◆ PROVIDED MATERIAL
╔══

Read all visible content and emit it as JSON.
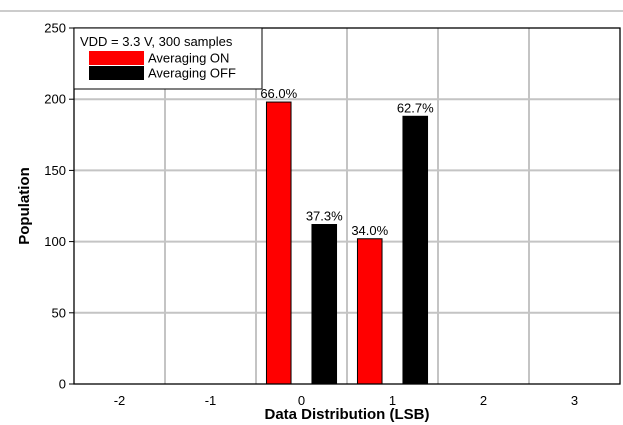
{
  "chart_data": {
    "type": "bar",
    "xlabel": "Data Distribution (LSB)",
    "ylabel": "Population",
    "xlim": [
      -2.5,
      3.5
    ],
    "ylim": [
      0,
      250
    ],
    "x_ticks": [
      "-2",
      "-1",
      "0",
      "1",
      "2",
      "3"
    ],
    "y_ticks": [
      "0",
      "50",
      "100",
      "150",
      "200",
      "250"
    ],
    "grid": true,
    "legend": {
      "placement": "top-left",
      "title": "VDD = 3.3 V, 300 samples"
    },
    "series": [
      {
        "name": "Averaging ON",
        "color": "#ff0000",
        "points": [
          {
            "x": 0,
            "y": 198,
            "label": "66.0%"
          },
          {
            "x": 1,
            "y": 102,
            "label": "34.0%"
          }
        ]
      },
      {
        "name": "Averaging OFF",
        "color": "#000000",
        "points": [
          {
            "x": 0,
            "y": 112,
            "label": "37.3%"
          },
          {
            "x": 1,
            "y": 188,
            "label": "62.7%"
          }
        ]
      }
    ]
  }
}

╚══

◆ JOB
Pictures stay out; repeat all the rest of the records exactly.

◆ FINAL RESULT
Read all visible content and emit it as JSON.
{
  "chart_data": {
    "type": "bar",
    "xlabel": "Data Distribution (LSB)",
    "ylabel": "Population",
    "xlim": [
      -2.5,
      3.5
    ],
    "ylim": [
      0,
      250
    ],
    "x_ticks": [
      "-2",
      "-1",
      "0",
      "1",
      "2",
      "3"
    ],
    "y_ticks": [
      "0",
      "50",
      "100",
      "150",
      "200",
      "250"
    ],
    "grid": true,
    "legend": {
      "placement": "top-left",
      "title": "VDD = 3.3 V, 300 samples"
    },
    "series": [
      {
        "name": "Averaging ON",
        "color": "#ff0000",
        "points": [
          {
            "x": 0,
            "y": 198,
            "label": "66.0%"
          },
          {
            "x": 1,
            "y": 102,
            "label": "34.0%"
          }
        ]
      },
      {
        "name": "Averaging OFF",
        "color": "#000000",
        "points": [
          {
            "x": 0,
            "y": 112,
            "label": "37.3%"
          },
          {
            "x": 1,
            "y": 188,
            "label": "62.7%"
          }
        ]
      }
    ]
  }
}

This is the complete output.